● **WHAT IS ASKED**
Can you reproduce all of the lines below verbatim, leaving the pictures out of your answer?

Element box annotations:
++++++++++

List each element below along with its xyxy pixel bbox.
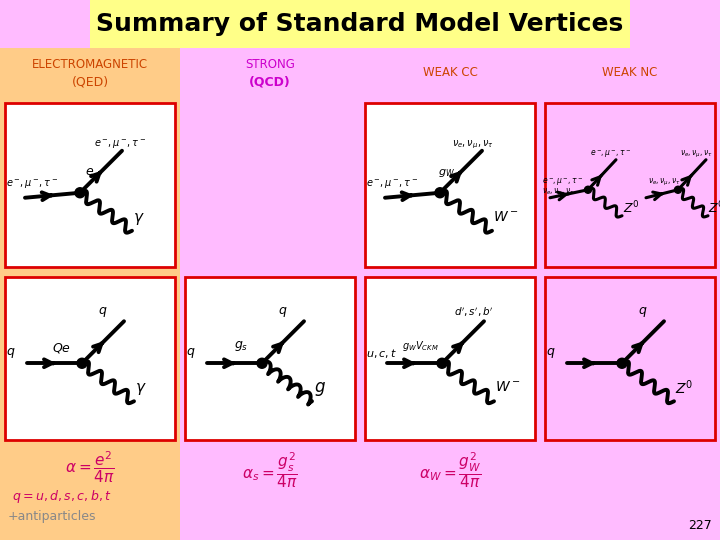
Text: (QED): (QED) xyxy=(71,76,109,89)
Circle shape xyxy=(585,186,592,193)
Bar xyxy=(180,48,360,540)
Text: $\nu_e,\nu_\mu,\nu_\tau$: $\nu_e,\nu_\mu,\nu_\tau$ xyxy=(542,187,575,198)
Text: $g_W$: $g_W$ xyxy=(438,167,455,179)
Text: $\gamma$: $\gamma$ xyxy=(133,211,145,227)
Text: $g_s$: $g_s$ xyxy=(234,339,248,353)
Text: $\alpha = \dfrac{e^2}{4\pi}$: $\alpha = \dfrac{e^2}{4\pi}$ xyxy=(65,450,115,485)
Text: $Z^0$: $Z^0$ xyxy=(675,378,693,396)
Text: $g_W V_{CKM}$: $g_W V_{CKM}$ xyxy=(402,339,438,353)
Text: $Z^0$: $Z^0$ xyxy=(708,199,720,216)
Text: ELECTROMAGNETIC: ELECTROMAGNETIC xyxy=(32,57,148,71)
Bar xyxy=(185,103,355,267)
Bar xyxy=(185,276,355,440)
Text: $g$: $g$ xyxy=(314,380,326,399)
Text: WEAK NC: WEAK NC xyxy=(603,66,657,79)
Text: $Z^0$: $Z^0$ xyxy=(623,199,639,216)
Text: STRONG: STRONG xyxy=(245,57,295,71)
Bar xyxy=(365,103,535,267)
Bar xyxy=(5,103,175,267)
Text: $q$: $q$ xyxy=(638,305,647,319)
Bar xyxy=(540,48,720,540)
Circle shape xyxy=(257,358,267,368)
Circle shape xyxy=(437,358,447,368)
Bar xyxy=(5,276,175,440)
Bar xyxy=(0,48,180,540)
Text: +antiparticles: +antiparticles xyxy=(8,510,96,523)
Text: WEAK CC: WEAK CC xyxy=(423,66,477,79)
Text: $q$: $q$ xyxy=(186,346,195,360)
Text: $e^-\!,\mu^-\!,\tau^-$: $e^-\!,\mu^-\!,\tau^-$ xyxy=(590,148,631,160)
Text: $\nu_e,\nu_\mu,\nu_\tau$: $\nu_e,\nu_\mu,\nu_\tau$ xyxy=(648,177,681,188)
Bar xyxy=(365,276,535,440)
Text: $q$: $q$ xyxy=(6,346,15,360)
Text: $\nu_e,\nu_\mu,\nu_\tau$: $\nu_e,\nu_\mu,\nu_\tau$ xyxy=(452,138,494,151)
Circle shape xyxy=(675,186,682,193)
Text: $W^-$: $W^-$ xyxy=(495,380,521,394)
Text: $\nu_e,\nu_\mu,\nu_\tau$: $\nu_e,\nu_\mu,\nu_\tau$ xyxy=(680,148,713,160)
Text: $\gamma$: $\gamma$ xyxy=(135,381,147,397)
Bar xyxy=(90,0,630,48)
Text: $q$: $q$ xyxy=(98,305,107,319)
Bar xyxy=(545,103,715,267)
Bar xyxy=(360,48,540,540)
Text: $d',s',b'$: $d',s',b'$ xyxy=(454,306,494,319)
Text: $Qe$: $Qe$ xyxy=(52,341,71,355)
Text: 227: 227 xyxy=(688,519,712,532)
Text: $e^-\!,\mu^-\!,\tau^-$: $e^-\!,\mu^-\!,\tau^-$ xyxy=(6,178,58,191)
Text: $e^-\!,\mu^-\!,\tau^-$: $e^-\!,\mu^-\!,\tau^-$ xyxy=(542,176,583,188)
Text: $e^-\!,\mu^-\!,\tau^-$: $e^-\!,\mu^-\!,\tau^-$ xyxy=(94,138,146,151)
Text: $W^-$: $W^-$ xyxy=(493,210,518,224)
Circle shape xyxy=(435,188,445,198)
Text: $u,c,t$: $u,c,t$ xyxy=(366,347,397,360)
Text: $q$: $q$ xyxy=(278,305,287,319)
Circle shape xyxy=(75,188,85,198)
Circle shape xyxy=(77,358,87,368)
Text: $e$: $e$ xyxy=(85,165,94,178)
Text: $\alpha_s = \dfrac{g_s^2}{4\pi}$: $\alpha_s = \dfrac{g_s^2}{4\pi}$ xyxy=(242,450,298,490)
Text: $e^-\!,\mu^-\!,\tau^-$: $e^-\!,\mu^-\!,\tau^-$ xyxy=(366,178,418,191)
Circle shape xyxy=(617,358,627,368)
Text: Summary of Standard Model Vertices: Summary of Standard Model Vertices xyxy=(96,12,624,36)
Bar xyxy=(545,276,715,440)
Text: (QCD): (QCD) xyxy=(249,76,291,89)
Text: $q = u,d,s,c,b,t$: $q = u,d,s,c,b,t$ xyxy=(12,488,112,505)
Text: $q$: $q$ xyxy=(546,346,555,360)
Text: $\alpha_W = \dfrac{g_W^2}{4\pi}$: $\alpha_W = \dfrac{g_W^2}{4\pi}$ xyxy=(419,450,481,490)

++++++++++

● **ANSWER FOR THE TASK**
List each element below along with its xyxy pixel bbox.
Text: (QED): (QED) xyxy=(71,76,109,89)
Circle shape xyxy=(585,186,592,193)
Bar xyxy=(180,48,360,540)
Text: $\nu_e,\nu_\mu,\nu_\tau$: $\nu_e,\nu_\mu,\nu_\tau$ xyxy=(542,187,575,198)
Text: $g_W$: $g_W$ xyxy=(438,167,455,179)
Text: $\gamma$: $\gamma$ xyxy=(133,211,145,227)
Text: $g_s$: $g_s$ xyxy=(234,339,248,353)
Text: $\alpha = \dfrac{e^2}{4\pi}$: $\alpha = \dfrac{e^2}{4\pi}$ xyxy=(65,450,115,485)
Text: $Z^0$: $Z^0$ xyxy=(675,378,693,396)
Text: $g_W V_{CKM}$: $g_W V_{CKM}$ xyxy=(402,339,438,353)
Text: $Z^0$: $Z^0$ xyxy=(708,199,720,216)
Text: ELECTROMAGNETIC: ELECTROMAGNETIC xyxy=(32,57,148,71)
Bar xyxy=(185,103,355,267)
Bar xyxy=(185,276,355,440)
Text: $g$: $g$ xyxy=(314,380,326,399)
Text: WEAK NC: WEAK NC xyxy=(603,66,657,79)
Text: $Z^0$: $Z^0$ xyxy=(623,199,639,216)
Text: STRONG: STRONG xyxy=(245,57,295,71)
Bar xyxy=(365,103,535,267)
Bar xyxy=(5,103,175,267)
Text: $q$: $q$ xyxy=(638,305,647,319)
Bar xyxy=(540,48,720,540)
Circle shape xyxy=(257,358,267,368)
Circle shape xyxy=(437,358,447,368)
Bar xyxy=(5,276,175,440)
Bar xyxy=(0,48,180,540)
Text: +antiparticles: +antiparticles xyxy=(8,510,96,523)
Text: WEAK CC: WEAK CC xyxy=(423,66,477,79)
Text: $q$: $q$ xyxy=(186,346,195,360)
Text: $e^-\!,\mu^-\!,\tau^-$: $e^-\!,\mu^-\!,\tau^-$ xyxy=(590,148,631,160)
Text: $\nu_e,\nu_\mu,\nu_\tau$: $\nu_e,\nu_\mu,\nu_\tau$ xyxy=(648,177,681,188)
Bar xyxy=(365,276,535,440)
Text: $q$: $q$ xyxy=(6,346,15,360)
Text: $\nu_e,\nu_\mu,\nu_\tau$: $\nu_e,\nu_\mu,\nu_\tau$ xyxy=(452,138,494,151)
Circle shape xyxy=(675,186,682,193)
Text: $W^-$: $W^-$ xyxy=(495,380,521,394)
Text: $\nu_e,\nu_\mu,\nu_\tau$: $\nu_e,\nu_\mu,\nu_\tau$ xyxy=(680,148,713,160)
Text: $\gamma$: $\gamma$ xyxy=(135,381,147,397)
Bar xyxy=(90,0,630,48)
Text: $q$: $q$ xyxy=(98,305,107,319)
Bar xyxy=(545,103,715,267)
Bar xyxy=(360,48,540,540)
Text: $d',s',b'$: $d',s',b'$ xyxy=(454,306,494,319)
Text: $Qe$: $Qe$ xyxy=(52,341,71,355)
Text: 227: 227 xyxy=(688,519,712,532)
Text: $e^-\!,\mu^-\!,\tau^-$: $e^-\!,\mu^-\!,\tau^-$ xyxy=(6,178,58,191)
Text: $e^-\!,\mu^-\!,\tau^-$: $e^-\!,\mu^-\!,\tau^-$ xyxy=(542,176,583,188)
Text: $e^-\!,\mu^-\!,\tau^-$: $e^-\!,\mu^-\!,\tau^-$ xyxy=(94,138,146,151)
Text: $W^-$: $W^-$ xyxy=(493,210,518,224)
Circle shape xyxy=(435,188,445,198)
Text: $u,c,t$: $u,c,t$ xyxy=(366,347,397,360)
Text: $q$: $q$ xyxy=(278,305,287,319)
Circle shape xyxy=(75,188,85,198)
Circle shape xyxy=(77,358,87,368)
Text: $e$: $e$ xyxy=(85,165,94,178)
Text: $\alpha_s = \dfrac{g_s^2}{4\pi}$: $\alpha_s = \dfrac{g_s^2}{4\pi}$ xyxy=(242,450,298,490)
Text: $e^-\!,\mu^-\!,\tau^-$: $e^-\!,\mu^-\!,\tau^-$ xyxy=(366,178,418,191)
Circle shape xyxy=(617,358,627,368)
Text: Summary of Standard Model Vertices: Summary of Standard Model Vertices xyxy=(96,12,624,36)
Bar xyxy=(545,276,715,440)
Text: (QCD): (QCD) xyxy=(249,76,291,89)
Text: $q = u,d,s,c,b,t$: $q = u,d,s,c,b,t$ xyxy=(12,488,112,505)
Text: $q$: $q$ xyxy=(546,346,555,360)
Text: $\alpha_W = \dfrac{g_W^2}{4\pi}$: $\alpha_W = \dfrac{g_W^2}{4\pi}$ xyxy=(419,450,481,490)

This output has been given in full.